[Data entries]
[START]
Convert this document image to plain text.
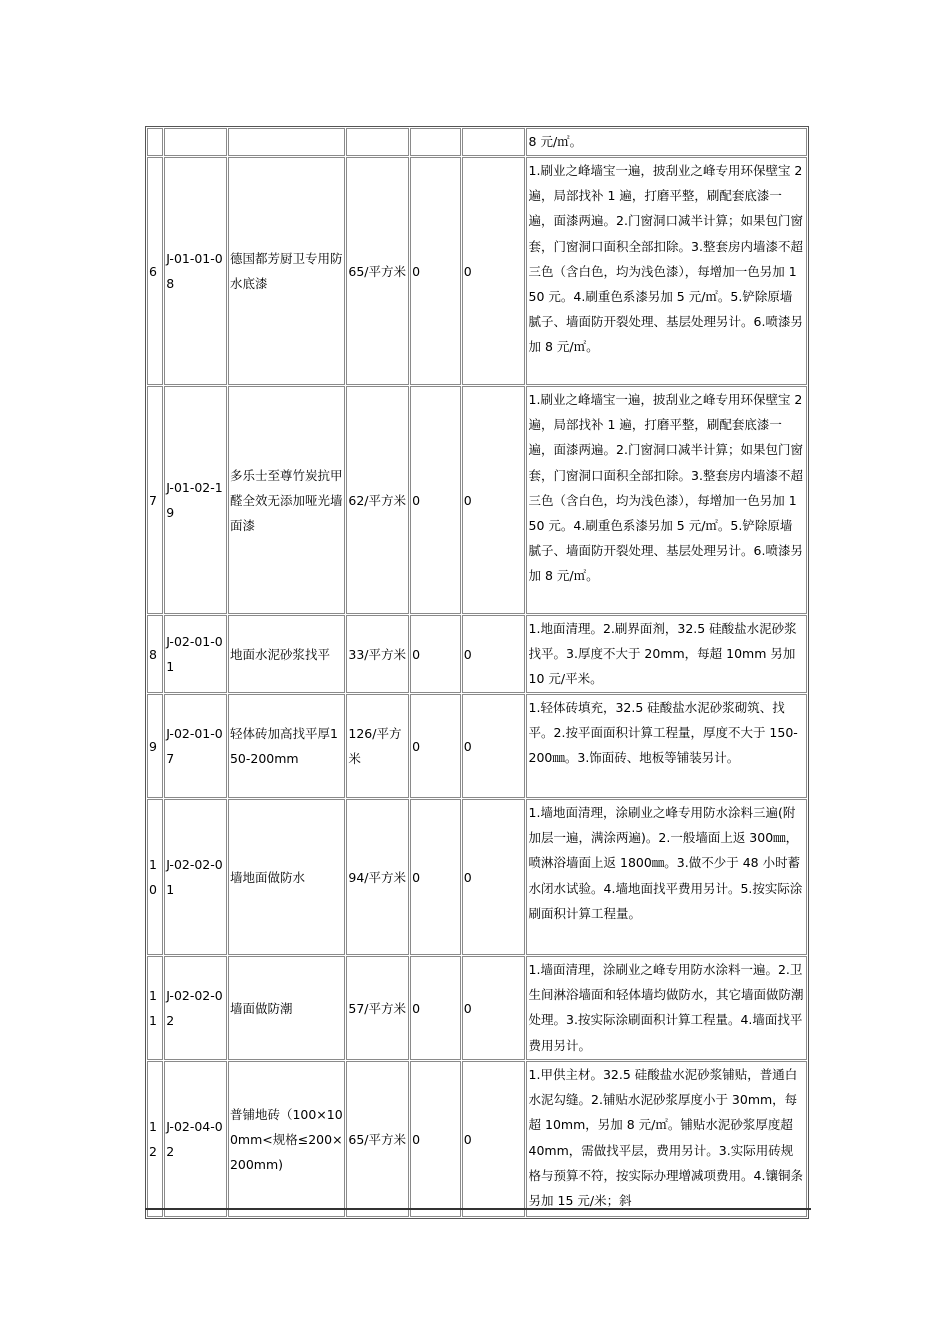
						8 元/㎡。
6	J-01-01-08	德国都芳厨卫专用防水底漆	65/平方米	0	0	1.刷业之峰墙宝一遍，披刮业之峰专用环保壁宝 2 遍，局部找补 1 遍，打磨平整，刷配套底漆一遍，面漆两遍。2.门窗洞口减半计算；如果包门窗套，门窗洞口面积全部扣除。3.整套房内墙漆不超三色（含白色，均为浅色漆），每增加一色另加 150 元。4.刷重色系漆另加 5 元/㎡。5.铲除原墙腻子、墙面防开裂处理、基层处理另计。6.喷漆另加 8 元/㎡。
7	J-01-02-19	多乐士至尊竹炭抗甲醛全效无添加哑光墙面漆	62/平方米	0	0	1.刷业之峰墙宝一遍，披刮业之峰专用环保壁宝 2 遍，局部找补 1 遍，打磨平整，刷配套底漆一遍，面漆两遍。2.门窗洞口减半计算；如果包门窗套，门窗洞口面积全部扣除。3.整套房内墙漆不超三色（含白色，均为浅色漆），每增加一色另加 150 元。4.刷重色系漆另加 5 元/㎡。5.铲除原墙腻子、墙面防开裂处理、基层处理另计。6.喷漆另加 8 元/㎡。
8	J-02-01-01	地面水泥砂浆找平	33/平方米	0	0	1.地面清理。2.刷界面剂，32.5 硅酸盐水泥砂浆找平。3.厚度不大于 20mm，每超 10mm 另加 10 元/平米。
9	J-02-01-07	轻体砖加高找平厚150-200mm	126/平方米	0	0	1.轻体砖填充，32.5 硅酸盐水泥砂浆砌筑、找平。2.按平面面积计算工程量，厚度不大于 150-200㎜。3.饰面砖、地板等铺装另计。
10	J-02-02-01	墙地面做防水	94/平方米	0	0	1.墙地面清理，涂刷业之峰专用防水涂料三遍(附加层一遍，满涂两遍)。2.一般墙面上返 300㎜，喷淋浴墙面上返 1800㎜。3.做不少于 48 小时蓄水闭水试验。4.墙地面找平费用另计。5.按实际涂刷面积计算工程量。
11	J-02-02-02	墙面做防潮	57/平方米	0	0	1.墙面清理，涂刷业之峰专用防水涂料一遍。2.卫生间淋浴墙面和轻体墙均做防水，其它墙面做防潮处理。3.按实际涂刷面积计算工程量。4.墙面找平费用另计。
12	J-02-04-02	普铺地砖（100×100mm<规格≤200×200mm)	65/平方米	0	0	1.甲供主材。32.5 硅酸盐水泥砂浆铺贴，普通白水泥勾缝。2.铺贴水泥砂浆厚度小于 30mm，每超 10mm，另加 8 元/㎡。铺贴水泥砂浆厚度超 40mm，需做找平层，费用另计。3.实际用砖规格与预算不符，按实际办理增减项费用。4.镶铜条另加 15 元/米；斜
[END]
[START]
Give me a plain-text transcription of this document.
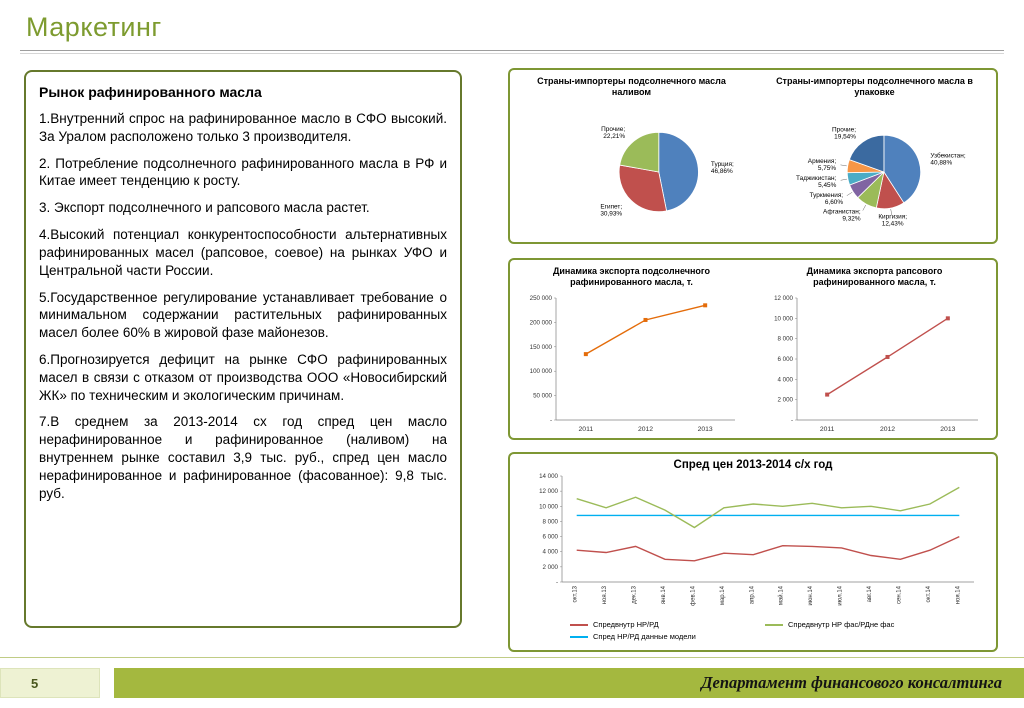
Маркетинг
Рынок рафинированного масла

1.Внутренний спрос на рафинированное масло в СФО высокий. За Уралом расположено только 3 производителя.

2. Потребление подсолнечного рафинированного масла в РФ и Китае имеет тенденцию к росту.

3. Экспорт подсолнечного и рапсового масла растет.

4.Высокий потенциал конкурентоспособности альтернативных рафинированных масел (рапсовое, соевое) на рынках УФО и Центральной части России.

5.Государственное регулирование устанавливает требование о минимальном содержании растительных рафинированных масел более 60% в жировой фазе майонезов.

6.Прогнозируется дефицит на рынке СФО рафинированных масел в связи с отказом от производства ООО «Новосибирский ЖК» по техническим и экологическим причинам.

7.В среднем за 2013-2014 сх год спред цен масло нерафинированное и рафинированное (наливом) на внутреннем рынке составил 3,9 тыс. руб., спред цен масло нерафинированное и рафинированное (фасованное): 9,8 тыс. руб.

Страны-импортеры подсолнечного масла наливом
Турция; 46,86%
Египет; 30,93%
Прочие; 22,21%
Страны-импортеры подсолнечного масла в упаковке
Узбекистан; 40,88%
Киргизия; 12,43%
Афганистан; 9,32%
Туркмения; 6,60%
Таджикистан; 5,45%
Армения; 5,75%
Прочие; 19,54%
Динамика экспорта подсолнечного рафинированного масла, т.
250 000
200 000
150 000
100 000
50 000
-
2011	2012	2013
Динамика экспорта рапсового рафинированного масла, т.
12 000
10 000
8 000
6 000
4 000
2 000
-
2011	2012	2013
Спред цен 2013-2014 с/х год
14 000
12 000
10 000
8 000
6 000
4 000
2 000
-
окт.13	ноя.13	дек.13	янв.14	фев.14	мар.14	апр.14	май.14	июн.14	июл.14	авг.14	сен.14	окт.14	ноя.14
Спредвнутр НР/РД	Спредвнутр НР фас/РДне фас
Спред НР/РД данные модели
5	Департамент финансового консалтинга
[END]
- [Directive]: State how many lines hold the word "подсолнечного". The number is the whole answer.

- [Correct result]: 5